> [Task description] Print the entries that appear below, exactly as written and without their pictures.

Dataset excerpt
──────────

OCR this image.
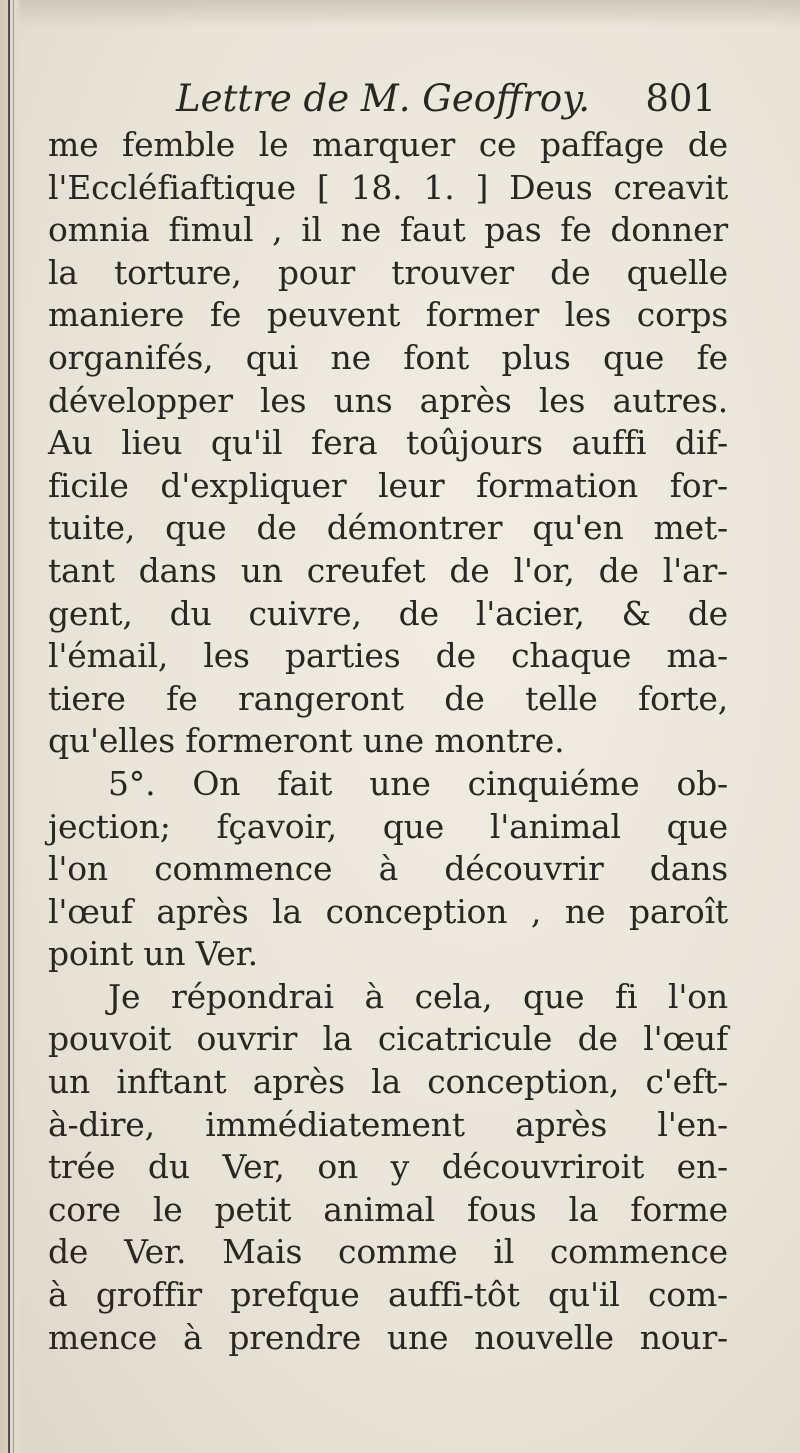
Lettre de M. Geoffroy. 801
me femble le marquer ce paffage de
l'Eccléfiaftique [ 18. 1. ] Deus creavit
omnia fimul , il ne faut pas fe donner
la torture, pour trouver de quelle
maniere fe peuvent former les corps
organifés, qui ne font plus que fe
développer les uns après les autres.
Au lieu qu'il fera toûjours auffi dif-
ficile d'expliquer leur formation for-
tuite, que de démontrer qu'en met-
tant dans un creufet de l'or, de l'ar-
gent, du cuivre, de l'acier, & de
l'émail, les parties de chaque ma-
tiere fe rangeront de telle forte,
qu'elles formeront une montre.
5°. On fait une cinquiéme ob-
jection; fçavoir, que l'animal que
l'on commence à découvrir dans
l'œuf après la conception , ne paroît
point un Ver.
Je répondrai à cela, que fi l'on
pouvoit ouvrir la cicatricule de l'œuf
un inftant après la conception, c'eft-
à-dire, immédiatement après l'en-
trée du Ver, on y découvriroit en-
core le petit animal fous la forme
de Ver. Mais comme il commence
à groffir prefque auffi-tôt qu'il com-
mence à prendre une nouvelle nour-
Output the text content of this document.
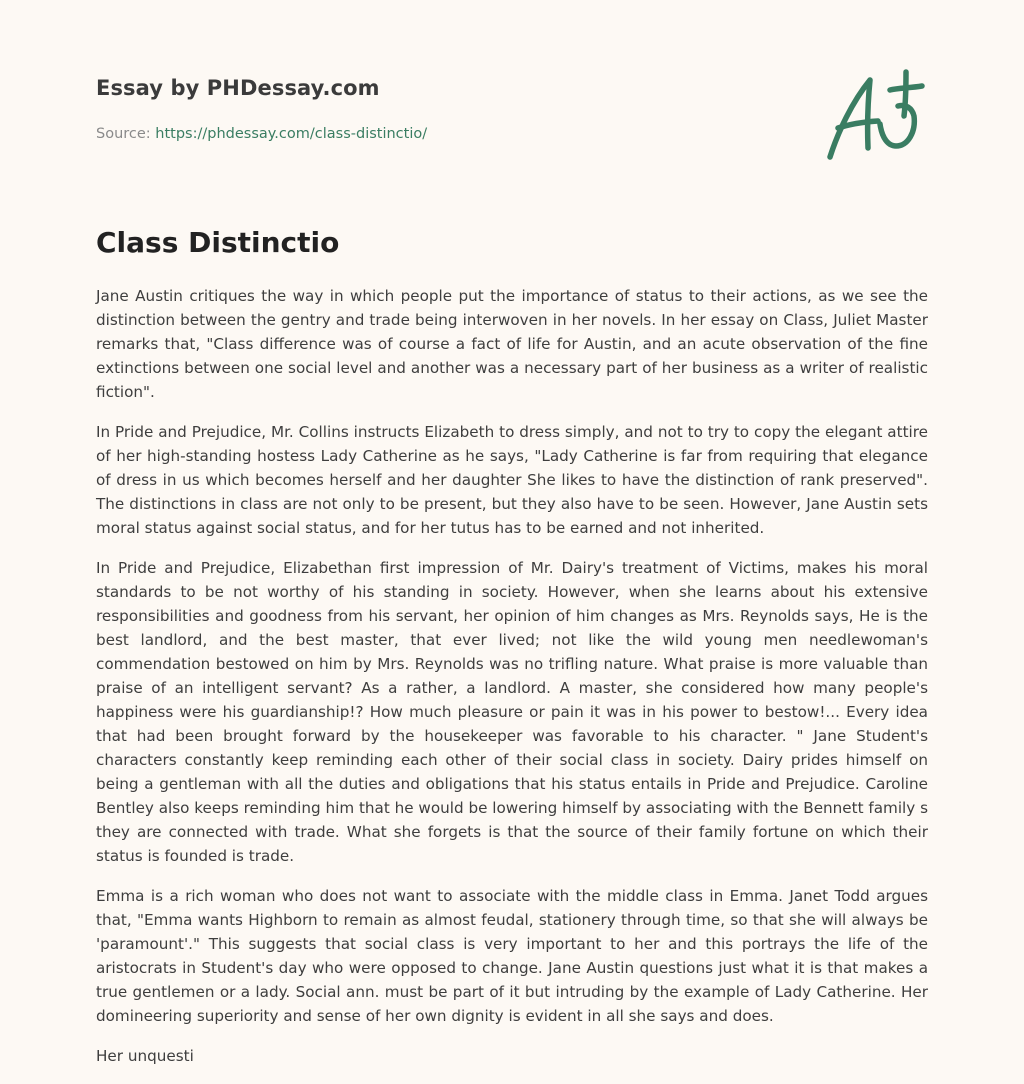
Essay by PHDessay.com
Source: https://phdessay.com/class-distinctio/
Class Distinctio

Jane Austin critiques the way in which people put the importance of status to their actions, as we see the distinction between the gentry and trade being interwoven in her novels. In her essay on Class, Juliet Master remarks that, "Class difference was of course a fact of life for Austin, and an acute observation of the fine extinctions between one social level and another was a necessary part of her business as a writer of realistic fiction".

In Pride and Prejudice, Mr. Collins instructs Elizabeth to dress simply, and not to try to copy the elegant attire of her high-standing hostess Lady Catherine as he says, "Lady Catherine is far from requiring that elegance of dress in us which becomes herself and her daughter She likes to have the distinction of rank preserved". The distinctions in class are not only to be present, but they also have to be seen. However, Jane Austin sets moral status against social status, and for her tutus has to be earned and not inherited.

In Pride and Prejudice, Elizabethan first impression of Mr. Dairy's treatment of Victims, makes his moral standards to be not worthy of his standing in society. However, when she learns about his extensive responsibilities and goodness from his servant, her opinion of him changes as Mrs. Reynolds says, He is the best landlord, and the best master, that ever lived; not like the wild young men needlewoman's commendation bestowed on him by Mrs. Reynolds was no trifling nature. What praise is more valuable than praise of an intelligent servant? As a rather, a landlord. A master, she considered how many people's happiness were his guardianship!? How much pleasure or pain it was in his power to bestow!... Every idea that had been brought forward by the housekeeper was favorable to his character. " Jane Student's characters constantly keep reminding each other of their social class in society. Dairy prides himself on being a gentleman with all the duties and obligations that his status entails in Pride and Prejudice. Caroline Bentley also keeps reminding him that he would be lowering himself by associating with the Bennett family s they are connected with trade. What she forgets is that the source of their family fortune on which their status is founded is trade.

Emma is a rich woman who does not want to associate with the middle class in Emma. Janet Todd argues that, "Emma wants Highborn to remain as almost feudal, stationery through time, so that she will always be 'paramount'." This suggests that social class is very important to her and this portrays the life of the aristocrats in Student's day who were opposed to change. Jane Austin questions just what it is that makes a true gentlemen or a lady. Social ann. must be part of it but intruding by the example of Lady Catherine. Her domineering superiority and sense of her own dignity is evident in all she says and does.

Her unquesti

──────────

> [Exercise solution]
OCR this image.
Lettre de M. Geoffroy. 801
me femble le marquer ce paffage de
l'Eccléfiaftique [ 18. 1. ] Deus creavit
omnia fimul , il ne faut pas fe donner
la torture, pour trouver de quelle
maniere fe peuvent former les corps
organifés, qui ne font plus que fe
développer les uns après les autres.
Au lieu qu'il fera toûjours auffi dif-
ficile d'expliquer leur formation for-
tuite, que de démontrer qu'en met-
tant dans un creufet de l'or, de l'ar-
gent, du cuivre, de l'acier, & de
l'émail, les parties de chaque ma-
tiere fe rangeront de telle forte,
qu'elles formeront une montre.
5°. On fait une cinquiéme ob-
jection; fçavoir, que l'animal que
l'on commence à découvrir dans
l'œuf après la conception , ne paroît
point un Ver.
Je répondrai à cela, que fi l'on
pouvoit ouvrir la cicatricule de l'œuf
un inftant après la conception, c'eft-
à-dire, immédiatement après l'en-
trée du Ver, on y découvriroit en-
core le petit animal fous la forme
de Ver. Mais comme il commence
à groffir prefque auffi-tôt qu'il com-
mence à prendre une nouvelle nour-
Output the text content of this document.
Essay by PHDessay.com
Source: https://phdessay.com/class-distinctio/
Class Distinctio

Jane Austin critiques the way in which people put the importance of status to their actions, as we see the distinction between the gentry and trade being interwoven in her novels. In her essay on Class, Juliet Master remarks that, "Class difference was of course a fact of life for Austin, and an acute observation of the fine extinctions between one social level and another was a necessary part of her business as a writer of realistic fiction".

In Pride and Prejudice, Mr. Collins instructs Elizabeth to dress simply, and not to try to copy the elegant attire of her high-standing hostess Lady Catherine as he says, "Lady Catherine is far from requiring that elegance of dress in us which becomes herself and her daughter She likes to have the distinction of rank preserved". The distinctions in class are not only to be present, but they also have to be seen. However, Jane Austin sets moral status against social status, and for her tutus has to be earned and not inherited.

In Pride and Prejudice, Elizabethan first impression of Mr. Dairy's treatment of Victims, makes his moral standards to be not worthy of his standing in society. However, when she learns about his extensive responsibilities and goodness from his servant, her opinion of him changes as Mrs. Reynolds says, He is the best landlord, and the best master, that ever lived; not like the wild young men needlewoman's commendation bestowed on him by Mrs. Reynolds was no trifling nature. What praise is more valuable than praise of an intelligent servant? As a rather, a landlord. A master, she considered how many people's happiness were his guardianship!? How much pleasure or pain it was in his power to bestow!... Every idea that had been brought forward by the housekeeper was favorable to his character. " Jane Student's characters constantly keep reminding each other of their social class in society. Dairy prides himself on being a gentleman with all the duties and obligations that his status entails in Pride and Prejudice. Caroline Bentley also keeps reminding him that he would be lowering himself by associating with the Bennett family s they are connected with trade. What she forgets is that the source of their family fortune on which their status is founded is trade.

Emma is a rich woman who does not want to associate with the middle class in Emma. Janet Todd argues that, "Emma wants Highborn to remain as almost feudal, stationery through time, so that she will always be 'paramount'." This suggests that social class is very important to her and this portrays the life of the aristocrats in Student's day who were opposed to change. Jane Austin questions just what it is that makes a true gentlemen or a lady. Social ann. must be part of it but intruding by the example of Lady Catherine. Her domineering superiority and sense of her own dignity is evident in all she says and does.

Her unquesti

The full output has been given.